Figure dataset records:
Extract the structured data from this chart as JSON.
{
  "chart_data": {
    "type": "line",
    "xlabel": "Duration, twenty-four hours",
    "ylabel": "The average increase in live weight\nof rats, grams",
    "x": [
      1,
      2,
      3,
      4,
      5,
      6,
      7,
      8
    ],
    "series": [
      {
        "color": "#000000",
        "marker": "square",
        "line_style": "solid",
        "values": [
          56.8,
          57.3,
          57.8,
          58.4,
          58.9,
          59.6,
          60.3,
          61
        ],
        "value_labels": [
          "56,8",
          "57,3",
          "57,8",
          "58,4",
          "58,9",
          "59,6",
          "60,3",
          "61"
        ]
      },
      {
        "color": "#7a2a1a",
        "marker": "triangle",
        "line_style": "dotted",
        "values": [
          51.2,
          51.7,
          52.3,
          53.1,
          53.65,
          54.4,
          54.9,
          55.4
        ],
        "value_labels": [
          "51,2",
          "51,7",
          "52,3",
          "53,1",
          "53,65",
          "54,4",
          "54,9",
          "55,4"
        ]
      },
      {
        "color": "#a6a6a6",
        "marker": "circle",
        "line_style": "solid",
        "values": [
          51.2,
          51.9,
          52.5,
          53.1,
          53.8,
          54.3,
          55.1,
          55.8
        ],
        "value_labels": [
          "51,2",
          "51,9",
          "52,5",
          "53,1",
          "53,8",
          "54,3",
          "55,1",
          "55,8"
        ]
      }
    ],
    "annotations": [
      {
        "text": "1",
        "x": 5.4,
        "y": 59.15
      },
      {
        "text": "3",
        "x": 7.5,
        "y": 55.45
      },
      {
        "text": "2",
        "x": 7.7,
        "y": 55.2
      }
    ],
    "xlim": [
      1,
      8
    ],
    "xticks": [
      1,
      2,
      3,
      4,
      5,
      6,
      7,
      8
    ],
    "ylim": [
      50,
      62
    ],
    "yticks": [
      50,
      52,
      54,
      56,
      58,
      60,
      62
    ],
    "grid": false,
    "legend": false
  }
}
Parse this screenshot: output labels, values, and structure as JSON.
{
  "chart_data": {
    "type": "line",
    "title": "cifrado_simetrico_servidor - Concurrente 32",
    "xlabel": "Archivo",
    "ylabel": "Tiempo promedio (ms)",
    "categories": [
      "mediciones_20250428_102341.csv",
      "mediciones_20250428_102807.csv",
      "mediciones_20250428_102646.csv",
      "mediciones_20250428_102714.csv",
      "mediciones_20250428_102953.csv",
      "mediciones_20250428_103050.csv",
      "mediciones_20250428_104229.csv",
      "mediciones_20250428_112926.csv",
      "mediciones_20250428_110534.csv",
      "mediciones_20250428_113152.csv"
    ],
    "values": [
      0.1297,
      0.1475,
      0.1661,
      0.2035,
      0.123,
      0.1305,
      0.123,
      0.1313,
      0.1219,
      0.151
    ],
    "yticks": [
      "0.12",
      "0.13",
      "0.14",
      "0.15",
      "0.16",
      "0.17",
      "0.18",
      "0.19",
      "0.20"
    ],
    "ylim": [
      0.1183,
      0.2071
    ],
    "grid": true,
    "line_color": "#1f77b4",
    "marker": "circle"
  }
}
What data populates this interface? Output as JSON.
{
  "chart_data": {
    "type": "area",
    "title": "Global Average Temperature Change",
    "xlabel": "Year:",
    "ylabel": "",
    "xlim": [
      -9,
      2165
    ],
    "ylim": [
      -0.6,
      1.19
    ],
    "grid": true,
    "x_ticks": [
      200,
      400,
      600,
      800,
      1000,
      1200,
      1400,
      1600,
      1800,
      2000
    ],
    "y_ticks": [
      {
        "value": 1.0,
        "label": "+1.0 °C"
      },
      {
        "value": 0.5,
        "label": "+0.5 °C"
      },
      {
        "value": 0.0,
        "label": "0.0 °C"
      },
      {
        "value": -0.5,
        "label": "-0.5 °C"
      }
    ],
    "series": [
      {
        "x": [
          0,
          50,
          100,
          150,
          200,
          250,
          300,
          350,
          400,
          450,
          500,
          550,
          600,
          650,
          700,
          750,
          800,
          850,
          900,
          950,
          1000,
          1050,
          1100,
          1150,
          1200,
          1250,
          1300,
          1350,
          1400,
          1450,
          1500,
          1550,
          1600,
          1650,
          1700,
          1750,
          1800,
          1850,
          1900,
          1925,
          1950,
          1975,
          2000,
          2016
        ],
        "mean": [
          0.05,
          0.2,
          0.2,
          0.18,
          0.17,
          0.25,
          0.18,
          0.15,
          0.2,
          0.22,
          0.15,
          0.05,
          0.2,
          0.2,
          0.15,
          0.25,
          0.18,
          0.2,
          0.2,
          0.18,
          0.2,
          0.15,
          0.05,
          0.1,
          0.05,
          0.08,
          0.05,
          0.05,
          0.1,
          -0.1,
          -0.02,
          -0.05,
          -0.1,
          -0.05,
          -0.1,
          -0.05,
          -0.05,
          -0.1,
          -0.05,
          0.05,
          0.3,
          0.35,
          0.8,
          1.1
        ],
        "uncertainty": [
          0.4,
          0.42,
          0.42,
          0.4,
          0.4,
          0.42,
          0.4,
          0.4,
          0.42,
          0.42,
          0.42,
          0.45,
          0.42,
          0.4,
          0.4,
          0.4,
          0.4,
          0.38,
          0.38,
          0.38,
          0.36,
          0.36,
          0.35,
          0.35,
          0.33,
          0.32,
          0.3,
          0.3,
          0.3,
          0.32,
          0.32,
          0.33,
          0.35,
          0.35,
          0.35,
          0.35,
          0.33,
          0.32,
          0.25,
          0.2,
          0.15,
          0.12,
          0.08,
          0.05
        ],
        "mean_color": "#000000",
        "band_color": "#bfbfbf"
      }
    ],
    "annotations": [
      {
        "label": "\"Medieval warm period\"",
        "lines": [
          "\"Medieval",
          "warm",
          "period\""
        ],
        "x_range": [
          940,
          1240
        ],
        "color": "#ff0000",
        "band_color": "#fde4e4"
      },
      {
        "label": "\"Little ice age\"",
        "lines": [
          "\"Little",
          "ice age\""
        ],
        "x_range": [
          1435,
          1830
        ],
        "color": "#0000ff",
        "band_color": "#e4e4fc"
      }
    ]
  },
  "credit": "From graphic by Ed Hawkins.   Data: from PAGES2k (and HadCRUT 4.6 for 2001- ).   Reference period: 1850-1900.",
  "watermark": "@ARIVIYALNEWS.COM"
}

Directions for this task:
Determine how many lines of the data contain "marker" and give nothing but that number.

Answer to this task:
4